[Work instructions]:
Reproduce all of the records exactly.

(Figure record listings)
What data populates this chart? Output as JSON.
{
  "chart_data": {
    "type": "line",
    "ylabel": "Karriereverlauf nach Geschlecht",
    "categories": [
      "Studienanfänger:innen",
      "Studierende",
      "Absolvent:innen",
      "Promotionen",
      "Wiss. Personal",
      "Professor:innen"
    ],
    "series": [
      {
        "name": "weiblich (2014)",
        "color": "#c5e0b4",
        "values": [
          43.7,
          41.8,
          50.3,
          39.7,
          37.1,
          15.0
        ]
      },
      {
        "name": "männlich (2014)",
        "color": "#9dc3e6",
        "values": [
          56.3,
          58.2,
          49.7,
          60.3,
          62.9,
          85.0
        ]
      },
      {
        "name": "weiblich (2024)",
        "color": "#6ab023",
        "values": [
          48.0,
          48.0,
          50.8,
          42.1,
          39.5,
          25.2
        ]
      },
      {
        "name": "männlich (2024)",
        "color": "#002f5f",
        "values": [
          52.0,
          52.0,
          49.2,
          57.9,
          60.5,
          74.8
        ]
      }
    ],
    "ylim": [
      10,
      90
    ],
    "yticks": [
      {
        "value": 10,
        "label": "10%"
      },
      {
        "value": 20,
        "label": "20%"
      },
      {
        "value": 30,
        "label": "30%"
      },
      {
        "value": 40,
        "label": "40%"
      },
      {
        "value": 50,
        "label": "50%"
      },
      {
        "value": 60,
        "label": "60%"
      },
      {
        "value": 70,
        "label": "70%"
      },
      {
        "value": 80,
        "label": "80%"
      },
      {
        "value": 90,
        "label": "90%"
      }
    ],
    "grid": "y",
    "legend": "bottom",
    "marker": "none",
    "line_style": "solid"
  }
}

[Final answer]:
What data populates this chart? Output as JSON.
{
  "chart_data": {
    "type": "line",
    "ylabel": "Karriereverlauf nach Geschlecht",
    "categories": [
      "Studienanfänger:innen",
      "Studierende",
      "Absolvent:innen",
      "Promotionen",
      "Wiss. Personal",
      "Professor:innen"
    ],
    "series": [
      {
        "name": "weiblich (2014)",
        "color": "#c5e0b4",
        "values": [
          43.7,
          41.8,
          50.3,
          39.7,
          37.1,
          15.0
        ]
      },
      {
        "name": "männlich (2014)",
        "color": "#9dc3e6",
        "values": [
          56.3,
          58.2,
          49.7,
          60.3,
          62.9,
          85.0
        ]
      },
      {
        "name": "weiblich (2024)",
        "color": "#6ab023",
        "values": [
          48.0,
          48.0,
          50.8,
          42.1,
          39.5,
          25.2
        ]
      },
      {
        "name": "männlich (2024)",
        "color": "#002f5f",
        "values": [
          52.0,
          52.0,
          49.2,
          57.9,
          60.5,
          74.8
        ]
      }
    ],
    "ylim": [
      10,
      90
    ],
    "yticks": [
      {
        "value": 10,
        "label": "10%"
      },
      {
        "value": 20,
        "label": "20%"
      },
      {
        "value": 30,
        "label": "30%"
      },
      {
        "value": 40,
        "label": "40%"
      },
      {
        "value": 50,
        "label": "50%"
      },
      {
        "value": 60,
        "label": "60%"
      },
      {
        "value": 70,
        "label": "70%"
      },
      {
        "value": 80,
        "label": "80%"
      },
      {
        "value": 90,
        "label": "90%"
      }
    ],
    "grid": "y",
    "legend": "bottom",
    "marker": "none",
    "line_style": "solid"
  }
}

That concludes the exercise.